THE TASK: Below are records. Copy every line with "Summary" in it.

RECORDS PROVIDED:
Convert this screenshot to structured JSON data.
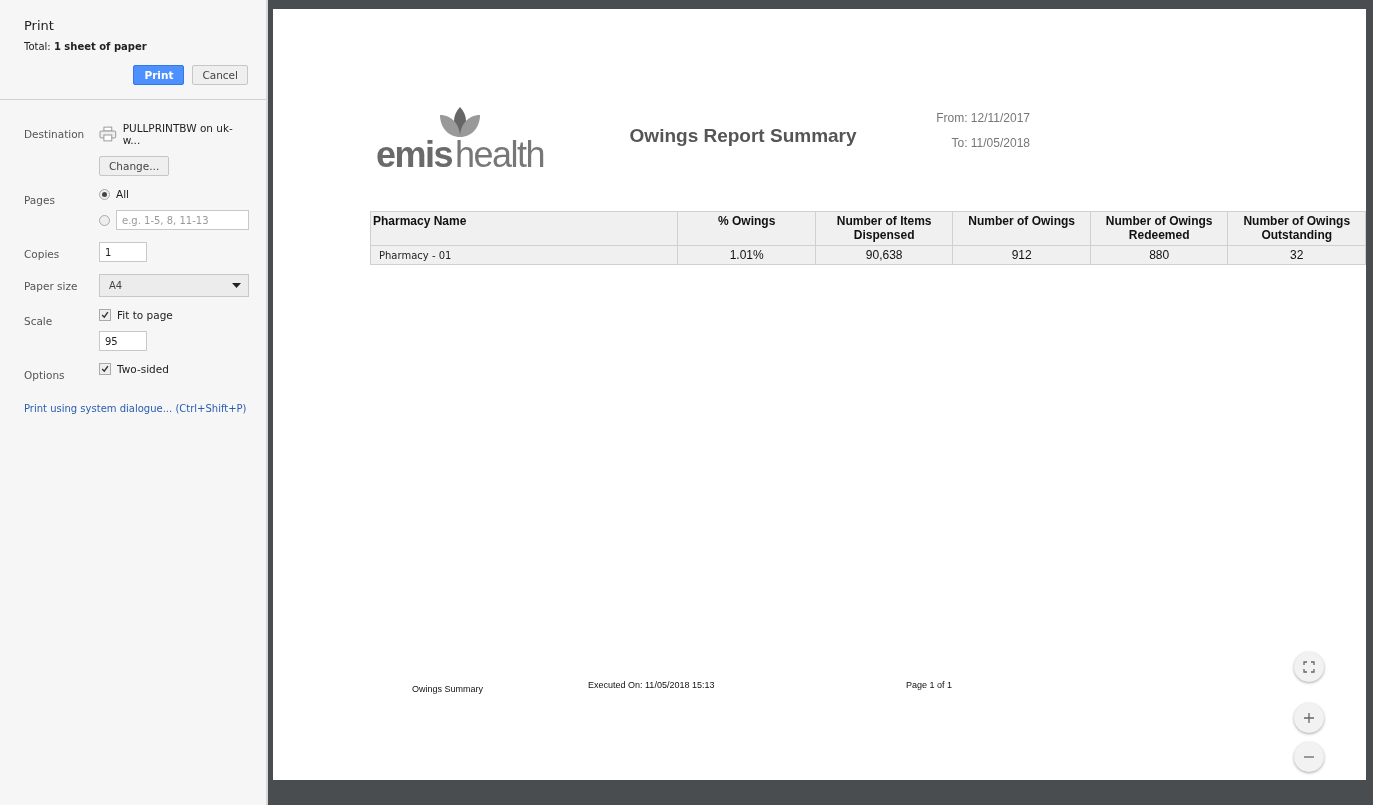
{
  "dialog": {
    "title": "Print",
    "total": "Total: **1 sheet of paper**",
    "buttons": [
      {
        "label": "Print",
        "kind": "primary"
      },
      {
        "label": "Cancel",
        "kind": "secondary"
      }
    ]
  },
  "settings": {
    "destination": {
      "label": "Destination",
      "printer": "PULLPRINTBW on uk-w...",
      "change_button": "Change..."
    },
    "pages": {
      "label": "Pages",
      "options": [
        {
          "kind": "label",
          "label": "All",
          "selected": true
        },
        {
          "kind": "field",
          "placeholder": "e.g. 1-5, 8, 11-13",
          "selected": false
        }
      ]
    },
    "copies": {
      "label": "Copies",
      "value": "1"
    },
    "paper_size": {
      "label": "Paper size",
      "value": "A4"
    },
    "scale": {
      "label": "Scale",
      "fit_label": "Fit to page",
      "checked": true,
      "value": "95"
    },
    "options": {
      "label": "Options",
      "two_sided_label": "Two-sided",
      "checked": true
    },
    "system_link": "Print using system dialogue... (Ctrl+Shift+P)"
  },
  "report": {
    "logo": {
      "word_1": "emis",
      "word_2": "health"
    },
    "title": "Owings Report Summary",
    "from": "From: 12/11/2017",
    "to": "To: 11/05/2018",
    "table": {
      "columns": [
        "Pharmacy  Name",
        "% Owings",
        "Number of Items Dispensed",
        "Number of Owings",
        "Number of Owings Redeemed",
        "Number of Owings Outstanding"
      ],
      "rows": [
        [
          "Pharmacy - 01",
          "1.01%",
          "90,638",
          "912",
          "880",
          "32"
        ]
      ]
    },
    "footer": {
      "left": "Owings Summary",
      "center": "Executed On: 11/05/2018 15:13",
      "right": "Page 1 of 1"
    }
  }
}
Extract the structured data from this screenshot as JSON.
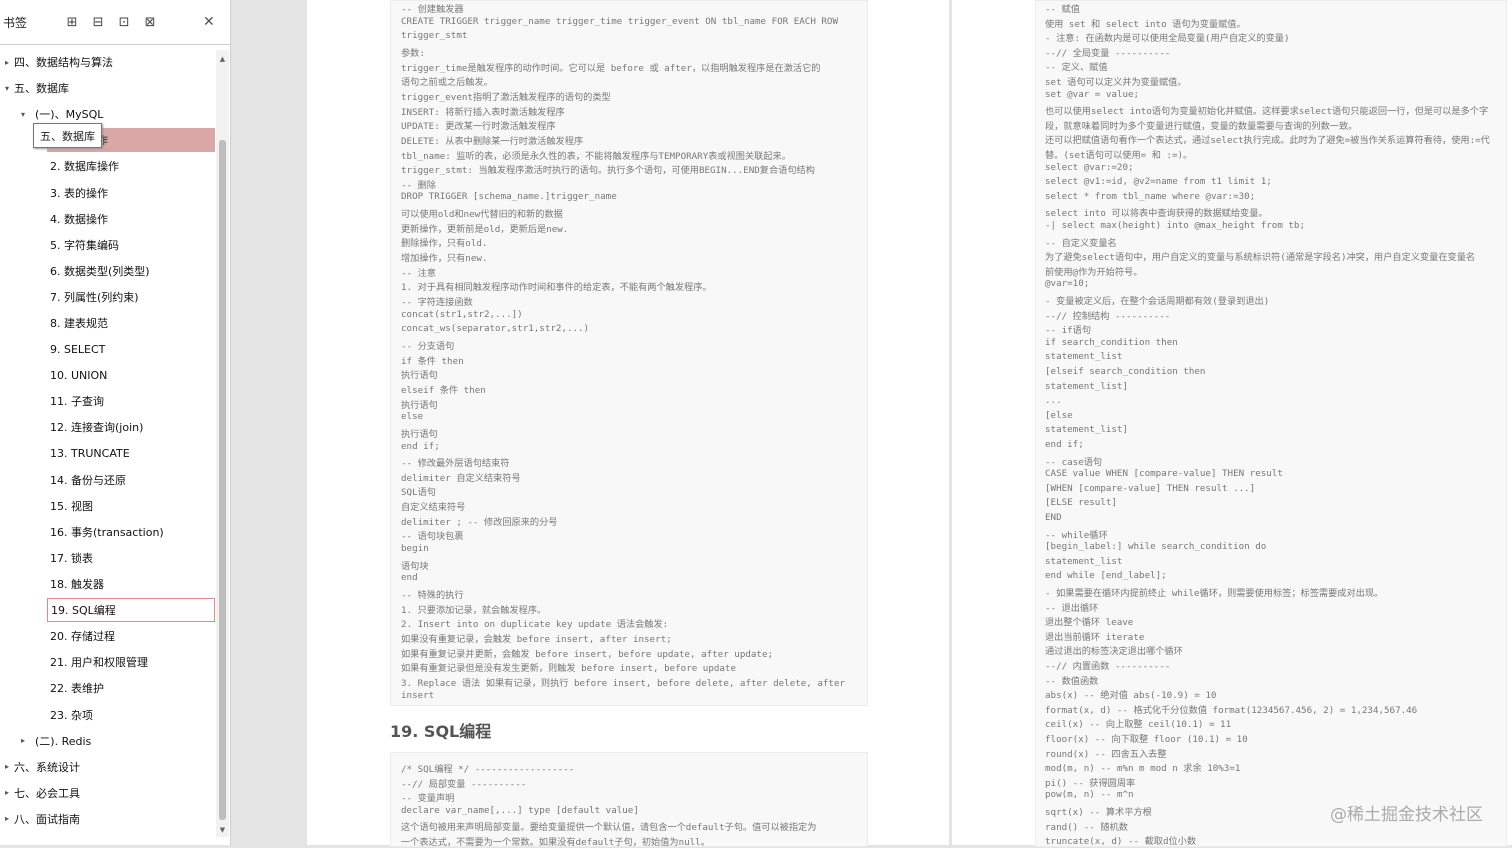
{
  "sidebar": {
    "title": "书签",
    "tools": [
      "⊞",
      "⊟",
      "⊡",
      "⊠"
    ],
    "close": "✕",
    "items": [
      {
        "label": "四、数据结构与算法",
        "level": 0,
        "chev": "▸"
      },
      {
        "label": "五、数据库",
        "level": 0,
        "chev": "▾"
      },
      {
        "label": "(一)、MySQL",
        "level": 1,
        "chev": "▾"
      },
      {
        "label": "1. 基本操作",
        "level": 2,
        "chev": ""
      },
      {
        "label": "2. 数据库操作",
        "level": 2,
        "chev": ""
      },
      {
        "label": "3. 表的操作",
        "level": 2,
        "chev": ""
      },
      {
        "label": "4. 数据操作",
        "level": 2,
        "chev": ""
      },
      {
        "label": "5. 字符集编码",
        "level": 2,
        "chev": ""
      },
      {
        "label": "6. 数据类型(列类型)",
        "level": 2,
        "chev": ""
      },
      {
        "label": "7. 列属性(列约束)",
        "level": 2,
        "chev": ""
      },
      {
        "label": "8. 建表规范",
        "level": 2,
        "chev": ""
      },
      {
        "label": "9. SELECT",
        "level": 2,
        "chev": ""
      },
      {
        "label": "10. UNION",
        "level": 2,
        "chev": ""
      },
      {
        "label": "11. 子查询",
        "level": 2,
        "chev": ""
      },
      {
        "label": "12. 连接查询(join)",
        "level": 2,
        "chev": ""
      },
      {
        "label": "13. TRUNCATE",
        "level": 2,
        "chev": ""
      },
      {
        "label": "14. 备份与还原",
        "level": 2,
        "chev": ""
      },
      {
        "label": "15. 视图",
        "level": 2,
        "chev": ""
      },
      {
        "label": "16. 事务(transaction)",
        "level": 2,
        "chev": ""
      },
      {
        "label": "17. 锁表",
        "level": 2,
        "chev": ""
      },
      {
        "label": "18. 触发器",
        "level": 2,
        "chev": ""
      },
      {
        "label": "19. SQL编程",
        "level": 2,
        "chev": ""
      },
      {
        "label": "20. 存储过程",
        "level": 2,
        "chev": ""
      },
      {
        "label": "21. 用户和权限管理",
        "level": 2,
        "chev": ""
      },
      {
        "label": "22. 表维护",
        "level": 2,
        "chev": ""
      },
      {
        "label": "23. 杂项",
        "level": 2,
        "chev": ""
      },
      {
        "label": "(二). Redis",
        "level": 1,
        "chev": "▸"
      },
      {
        "label": "六、系统设计",
        "level": 0,
        "chev": "▸"
      },
      {
        "label": "七、必会工具",
        "level": 0,
        "chev": "▸"
      },
      {
        "label": "八、面试指南",
        "level": 0,
        "chev": "▸"
      }
    ],
    "tooltip": "五、数据库"
  },
  "left_code": [
    "-- 创建触发器",
    "CREATE TRIGGER trigger_name trigger_time trigger_event ON tbl_name FOR EACH ROW",
    "trigger_stmt",
    "    参数:",
    "    trigger_time是触发程序的动作时间。它可以是 before 或 after，以指明触发程序是在激活它的",
    "语句之前或之后触发。",
    "    trigger_event指明了激活触发程序的语句的类型",
    "        INSERT: 将新行插入表时激活触发程序",
    "        UPDATE: 更改某一行时激活触发程序",
    "        DELETE: 从表中删除某一行时激活触发程序",
    "    tbl_name: 监听的表，必须是永久性的表，不能将触发程序与TEMPORARY表或视图关联起来。",
    "    trigger_stmt: 当触发程序激活时执行的语句。执行多个语句，可使用BEGIN...END复合语句结构",
    "-- 删除",
    "DROP TRIGGER [schema_name.]trigger_name",
    "可以使用old和new代替旧的和新的数据",
    "    更新操作，更新前是old，更新后是new.",
    "    删除操作，只有old.",
    "    增加操作，只有new.",
    "-- 注意",
    "    1. 对于具有相同触发程序动作时间和事件的给定表，不能有两个触发程序。",
    "-- 字符连接函数",
    "concat(str1,str2,...])",
    "concat_ws(separator,str1,str2,...)",
    "-- 分支语句",
    "if 条件 then",
    "    执行语句",
    "elseif 条件 then",
    "    执行语句",
    "else",
    "    执行语句",
    "end if;",
    "-- 修改最外层语句结束符",
    "delimiter 自定义结束符号",
    "    SQL语句",
    "自定义结束符号",
    "delimiter ;      -- 修改回原来的分号",
    "-- 语句块包裹",
    "begin",
    "    语句块",
    "end",
    "-- 特殊的执行",
    "1. 只要添加记录，就会触发程序。",
    "2. Insert into on duplicate key update 语法会触发:",
    "    如果没有重复记录，会触发 before insert, after insert;",
    "    如果有重复记录并更新，会触发 before insert, before update, after update;",
    "    如果有重复记录但是没有发生更新，则触发 before insert, before update",
    "3. Replace 语法 如果有记录，则执行 before insert, before delete, after delete, after",
    "insert"
  ],
  "section_title": "19. SQL编程",
  "left_code2": [
    "/* SQL编程 */ ------------------",
    "--// 局部变量 ----------",
    "-- 变量声明",
    "    declare var_name[,...] type [default value]",
    "    这个语句被用来声明局部变量。要给变量提供一个默认值，请包含一个default子句。值可以被指定为",
    "一个表达式，不需要为一个常数。如果没有default子句，初始值为null。"
  ],
  "right_code": [
    "-- 赋值",
    "    使用 set 和 select into 语句为变量赋值。",
    "    - 注意: 在函数内是可以使用全局变量(用户自定义的变量)",
    "--// 全局变量 ----------",
    "-- 定义、赋值",
    "set 语句可以定义并为变量赋值。",
    "set @var = value;",
    "也可以使用select into语句为变量初始化并赋值。这样要求select语句只能返回一行，但是可以是多个字",
    "段，就意味着同时为多个变量进行赋值，变量的数量需要与查询的列数一致。",
    "还可以把赋值语句看作一个表达式，通过select执行完成。此时为了避免=被当作关系运算符看待，使用:=代",
    "替。(set语句可以使用= 和 :=)。",
    "select @var:=20;",
    "select @v1:=id, @v2=name from t1 limit 1;",
    "select * from tbl_name where @var:=30;",
    "select into 可以将表中查询获得的数据赋给变量。",
    "    -| select max(height) into @max_height from tb;",
    "-- 自定义变量名",
    "为了避免select语句中，用户自定义的变量与系统标识符(通常是字段名)冲突，用户自定义变量在变量名",
    "前使用@作为开始符号。",
    "@var=10;",
    "    - 变量被定义后，在整个会话周期都有效(登录到退出)",
    "--// 控制结构 ----------",
    "-- if语句",
    "if search_condition then",
    "    statement_list",
    "[elseif search_condition then",
    "    statement_list]",
    "...",
    "[else",
    "    statement_list]",
    "end if;",
    "-- case语句",
    "CASE value WHEN [compare-value] THEN result",
    "[WHEN [compare-value] THEN result ...]",
    "[ELSE result]",
    "END",
    "-- while循环",
    "[begin_label:] while search_condition do",
    "    statement_list",
    "end while [end_label];",
    "- 如果需要在循环内提前终止 while循环，则需要使用标签；标签需要成对出现。",
    "    -- 退出循环",
    "        退出整个循环 leave",
    "        退出当前循环 iterate",
    "        通过退出的标签决定退出哪个循环",
    "--// 内置函数 ----------",
    "-- 数值函数",
    "abs(x)          -- 绝对值 abs(-10.9) = 10",
    "format(x, d)    -- 格式化千分位数值 format(1234567.456, 2) = 1,234,567.46",
    "ceil(x)         -- 向上取整 ceil(10.1) = 11",
    "floor(x)        -- 向下取整 floor (10.1) = 10",
    "round(x)        -- 四舍五入去整",
    "mod(m, n)       -- m%n m mod n 求余 10%3=1",
    "pi()            -- 获得圆周率",
    "pow(m, n)       -- m^n",
    "sqrt(x)         -- 算术平方根",
    "rand()          -- 随机数",
    "truncate(x, d)  -- 截取d位小数"
  ],
  "watermark": "@稀土掘金技术社区"
}
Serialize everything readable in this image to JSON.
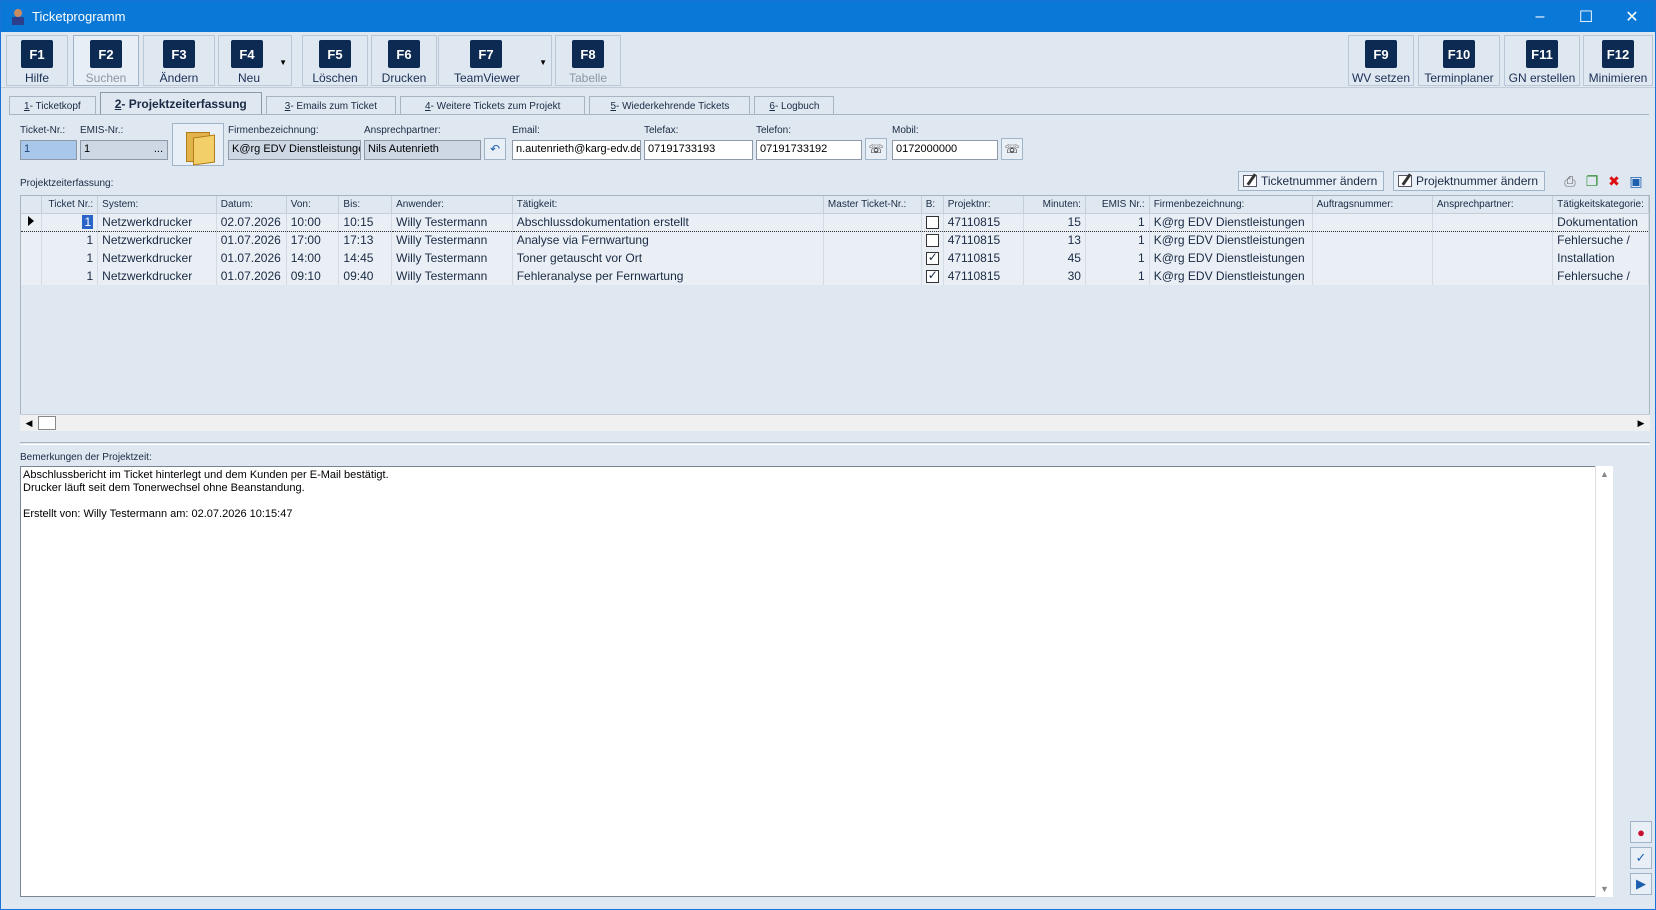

TASK OUTPUT:
    "title": "Owings Report Summary",
      "left": "Owings Summary",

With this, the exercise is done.